Data lines >>
.....
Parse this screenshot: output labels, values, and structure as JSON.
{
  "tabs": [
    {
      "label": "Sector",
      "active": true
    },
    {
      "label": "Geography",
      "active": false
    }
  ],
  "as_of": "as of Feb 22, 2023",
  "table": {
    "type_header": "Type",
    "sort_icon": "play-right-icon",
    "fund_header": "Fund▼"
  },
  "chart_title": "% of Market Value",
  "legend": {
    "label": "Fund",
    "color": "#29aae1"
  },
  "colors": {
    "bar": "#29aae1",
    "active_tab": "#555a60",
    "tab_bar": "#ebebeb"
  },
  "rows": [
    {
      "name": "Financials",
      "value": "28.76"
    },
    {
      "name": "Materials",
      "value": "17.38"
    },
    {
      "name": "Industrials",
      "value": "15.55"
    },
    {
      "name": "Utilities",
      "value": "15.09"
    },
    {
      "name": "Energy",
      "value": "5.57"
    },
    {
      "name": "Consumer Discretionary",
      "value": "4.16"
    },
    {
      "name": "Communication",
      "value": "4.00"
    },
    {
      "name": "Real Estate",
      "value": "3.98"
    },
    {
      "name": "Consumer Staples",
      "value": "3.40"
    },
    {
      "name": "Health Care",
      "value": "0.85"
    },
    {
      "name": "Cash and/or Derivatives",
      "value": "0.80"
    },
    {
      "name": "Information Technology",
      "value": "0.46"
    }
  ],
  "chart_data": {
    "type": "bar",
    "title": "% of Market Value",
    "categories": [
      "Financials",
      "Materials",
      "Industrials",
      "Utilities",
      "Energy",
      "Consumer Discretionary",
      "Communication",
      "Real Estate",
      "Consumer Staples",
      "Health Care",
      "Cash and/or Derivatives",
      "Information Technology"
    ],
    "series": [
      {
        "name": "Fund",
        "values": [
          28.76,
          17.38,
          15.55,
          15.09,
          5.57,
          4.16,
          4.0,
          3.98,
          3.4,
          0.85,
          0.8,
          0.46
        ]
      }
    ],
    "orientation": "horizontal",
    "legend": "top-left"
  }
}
.....
Challenge >> Your task is to quote all of the data word for word.

Answer to this problem >>
Parse this screenshot: output labels, values, and structure as JSON.
{
  "tabs": [
    {
      "label": "Sector",
      "active": true
    },
    {
      "label": "Geography",
      "active": false
    }
  ],
  "as_of": "as of Feb 22, 2023",
  "table": {
    "type_header": "Type",
    "sort_icon": "play-right-icon",
    "fund_header": "Fund▼"
  },
  "chart_title": "% of Market Value",
  "legend": {
    "label": "Fund",
    "color": "#29aae1"
  },
  "colors": {
    "bar": "#29aae1",
    "active_tab": "#555a60",
    "tab_bar": "#ebebeb"
  },
  "rows": [
    {
      "name": "Financials",
      "value": "28.76"
    },
    {
      "name": "Materials",
      "value": "17.38"
    },
    {
      "name": "Industrials",
      "value": "15.55"
    },
    {
      "name": "Utilities",
      "value": "15.09"
    },
    {
      "name": "Energy",
      "value": "5.57"
    },
    {
      "name": "Consumer Discretionary",
      "value": "4.16"
    },
    {
      "name": "Communication",
      "value": "4.00"
    },
    {
      "name": "Real Estate",
      "value": "3.98"
    },
    {
      "name": "Consumer Staples",
      "value": "3.40"
    },
    {
      "name": "Health Care",
      "value": "0.85"
    },
    {
      "name": "Cash and/or Derivatives",
      "value": "0.80"
    },
    {
      "name": "Information Technology",
      "value": "0.46"
    }
  ],
  "chart_data": {
    "type": "bar",
    "title": "% of Market Value",
    "categories": [
      "Financials",
      "Materials",
      "Industrials",
      "Utilities",
      "Energy",
      "Consumer Discretionary",
      "Communication",
      "Real Estate",
      "Consumer Staples",
      "Health Care",
      "Cash and/or Derivatives",
      "Information Technology"
    ],
    "series": [
      {
        "name": "Fund",
        "values": [
          28.76,
          17.38,
          15.55,
          15.09,
          5.57,
          4.16,
          4.0,
          3.98,
          3.4,
          0.85,
          0.8,
          0.46
        ]
      }
    ],
    "orientation": "horizontal",
    "legend": "top-left"
  }
}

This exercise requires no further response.